◆ Work to be completed: Can you format everything from the start of the data down to and including the line containing "crosshair-horizontal <box>33 431" as a JSON list of strings, with one string per line and blank lines left out?

◆ Extracted data:
>>
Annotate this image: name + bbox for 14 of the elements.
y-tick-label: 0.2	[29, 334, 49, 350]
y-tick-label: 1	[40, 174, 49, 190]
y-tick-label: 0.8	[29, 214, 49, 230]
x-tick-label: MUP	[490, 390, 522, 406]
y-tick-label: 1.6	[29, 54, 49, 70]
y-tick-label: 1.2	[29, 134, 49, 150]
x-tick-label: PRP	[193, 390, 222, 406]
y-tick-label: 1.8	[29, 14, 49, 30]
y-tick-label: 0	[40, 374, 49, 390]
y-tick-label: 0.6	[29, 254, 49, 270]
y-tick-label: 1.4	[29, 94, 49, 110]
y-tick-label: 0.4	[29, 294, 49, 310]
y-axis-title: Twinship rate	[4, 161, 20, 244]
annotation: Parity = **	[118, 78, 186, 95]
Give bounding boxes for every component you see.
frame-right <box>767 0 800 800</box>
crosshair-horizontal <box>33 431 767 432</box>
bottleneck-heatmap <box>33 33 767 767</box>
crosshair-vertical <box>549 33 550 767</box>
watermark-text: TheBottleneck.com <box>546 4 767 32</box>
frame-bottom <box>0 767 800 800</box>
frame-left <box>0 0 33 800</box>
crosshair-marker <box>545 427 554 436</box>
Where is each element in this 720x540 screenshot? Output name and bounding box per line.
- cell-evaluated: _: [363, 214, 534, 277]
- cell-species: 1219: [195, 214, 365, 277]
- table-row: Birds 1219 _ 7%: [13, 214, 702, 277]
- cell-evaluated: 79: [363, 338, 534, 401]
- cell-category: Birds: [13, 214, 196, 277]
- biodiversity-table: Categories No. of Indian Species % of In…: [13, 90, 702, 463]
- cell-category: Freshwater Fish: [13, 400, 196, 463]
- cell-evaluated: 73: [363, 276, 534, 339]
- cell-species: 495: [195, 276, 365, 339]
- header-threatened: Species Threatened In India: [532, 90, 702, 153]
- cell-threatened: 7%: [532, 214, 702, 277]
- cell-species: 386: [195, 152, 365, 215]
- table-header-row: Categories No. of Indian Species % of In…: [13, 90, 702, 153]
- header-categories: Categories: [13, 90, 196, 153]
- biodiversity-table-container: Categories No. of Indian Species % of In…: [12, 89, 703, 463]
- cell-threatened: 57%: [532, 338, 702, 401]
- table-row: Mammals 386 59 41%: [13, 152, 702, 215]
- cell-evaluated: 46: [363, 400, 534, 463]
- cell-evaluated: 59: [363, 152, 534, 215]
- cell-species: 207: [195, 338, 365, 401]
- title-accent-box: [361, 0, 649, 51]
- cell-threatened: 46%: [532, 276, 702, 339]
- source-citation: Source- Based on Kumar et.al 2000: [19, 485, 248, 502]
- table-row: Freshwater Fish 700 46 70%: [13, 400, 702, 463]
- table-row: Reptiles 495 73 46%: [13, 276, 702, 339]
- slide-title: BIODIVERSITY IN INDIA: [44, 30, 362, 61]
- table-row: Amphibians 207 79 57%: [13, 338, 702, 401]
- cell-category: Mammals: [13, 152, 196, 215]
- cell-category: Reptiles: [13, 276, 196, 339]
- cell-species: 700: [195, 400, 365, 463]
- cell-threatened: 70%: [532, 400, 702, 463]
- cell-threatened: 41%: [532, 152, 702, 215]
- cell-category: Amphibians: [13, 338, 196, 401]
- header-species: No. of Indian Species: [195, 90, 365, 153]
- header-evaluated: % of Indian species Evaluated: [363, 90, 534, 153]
<<
◆ Finished exercise:
[
  "Annotate this image: name + bbox for 14 of the elements.",
  "y-tick-label: 0.2\t[29, 334, 49, 350]",
  "y-tick-label: 1\t[40, 174, 49, 190]",
  "y-tick-label: 0.8\t[29, 214, 49, 230]",
  "x-tick-label: MUP\t[490, 390, 522, 406]",
  "y-tick-label: 1.6\t[29, 54, 49, 70]",
  "y-tick-label: 1.2\t[29, 134, 49, 150]",
  "x-tick-label: PRP\t[193, 390, 222, 406]",
  "y-tick-label: 1.8\t[29, 14, 49, 30]",
  "y-tick-label: 0\t[40, 374, 49, 390]",
  "y-tick-label: 0.6\t[29, 254, 49, 270]",
  "y-tick-label: 1.4\t[29, 94, 49, 110]",
  "y-tick-label: 0.4\t[29, 294, 49, 310]",
  "y-axis-title: Twinship rate\t[4, 161, 20, 244]",
  "annotation: Parity = **\t[118, 78, 186, 95]",
  "Give bounding boxes for every component you see.",
  "frame-right <box>767 0 800 800</box>",
  "crosshair-horizontal <box>33 431 767 432</box>"
]